* [Exercise directions]
Exact reproduction is required for all entries.

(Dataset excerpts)
....................

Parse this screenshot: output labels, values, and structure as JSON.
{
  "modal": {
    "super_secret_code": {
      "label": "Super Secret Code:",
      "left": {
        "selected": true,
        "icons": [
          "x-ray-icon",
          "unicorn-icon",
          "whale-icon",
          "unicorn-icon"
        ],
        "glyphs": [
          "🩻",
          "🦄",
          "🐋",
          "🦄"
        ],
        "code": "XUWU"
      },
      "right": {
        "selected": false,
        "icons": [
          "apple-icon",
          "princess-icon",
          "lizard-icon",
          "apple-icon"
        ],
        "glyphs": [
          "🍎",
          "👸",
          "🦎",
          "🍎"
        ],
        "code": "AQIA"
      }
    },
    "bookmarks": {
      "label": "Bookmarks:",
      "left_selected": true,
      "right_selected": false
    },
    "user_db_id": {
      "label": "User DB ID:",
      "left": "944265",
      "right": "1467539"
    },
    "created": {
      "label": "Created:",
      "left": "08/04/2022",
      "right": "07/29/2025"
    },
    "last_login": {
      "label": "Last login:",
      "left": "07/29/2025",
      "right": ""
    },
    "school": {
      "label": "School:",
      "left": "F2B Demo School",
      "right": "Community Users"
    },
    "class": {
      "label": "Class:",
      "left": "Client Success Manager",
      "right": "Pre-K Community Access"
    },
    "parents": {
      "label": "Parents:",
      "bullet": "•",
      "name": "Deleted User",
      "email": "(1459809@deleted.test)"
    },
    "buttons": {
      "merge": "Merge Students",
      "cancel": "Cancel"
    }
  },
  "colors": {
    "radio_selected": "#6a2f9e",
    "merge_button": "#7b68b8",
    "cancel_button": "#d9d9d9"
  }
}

....................

* [Solution for this task]
Parse this screenshot: output labels, values, and structure as JSON.
{
  "modal": {
    "super_secret_code": {
      "label": "Super Secret Code:",
      "left": {
        "selected": true,
        "icons": [
          "x-ray-icon",
          "unicorn-icon",
          "whale-icon",
          "unicorn-icon"
        ],
        "glyphs": [
          "🩻",
          "🦄",
          "🐋",
          "🦄"
        ],
        "code": "XUWU"
      },
      "right": {
        "selected": false,
        "icons": [
          "apple-icon",
          "princess-icon",
          "lizard-icon",
          "apple-icon"
        ],
        "glyphs": [
          "🍎",
          "👸",
          "🦎",
          "🍎"
        ],
        "code": "AQIA"
      }
    },
    "bookmarks": {
      "label": "Bookmarks:",
      "left_selected": true,
      "right_selected": false
    },
    "user_db_id": {
      "label": "User DB ID:",
      "left": "944265",
      "right": "1467539"
    },
    "created": {
      "label": "Created:",
      "left": "08/04/2022",
      "right": "07/29/2025"
    },
    "last_login": {
      "label": "Last login:",
      "left": "07/29/2025",
      "right": ""
    },
    "school": {
      "label": "School:",
      "left": "F2B Demo School",
      "right": "Community Users"
    },
    "class": {
      "label": "Class:",
      "left": "Client Success Manager",
      "right": "Pre-K Community Access"
    },
    "parents": {
      "label": "Parents:",
      "bullet": "•",
      "name": "Deleted User",
      "email": "(1459809@deleted.test)"
    },
    "buttons": {
      "merge": "Merge Students",
      "cancel": "Cancel"
    }
  },
  "colors": {
    "radio_selected": "#6a2f9e",
    "merge_button": "#7b68b8",
    "cancel_button": "#d9d9d9"
  }
}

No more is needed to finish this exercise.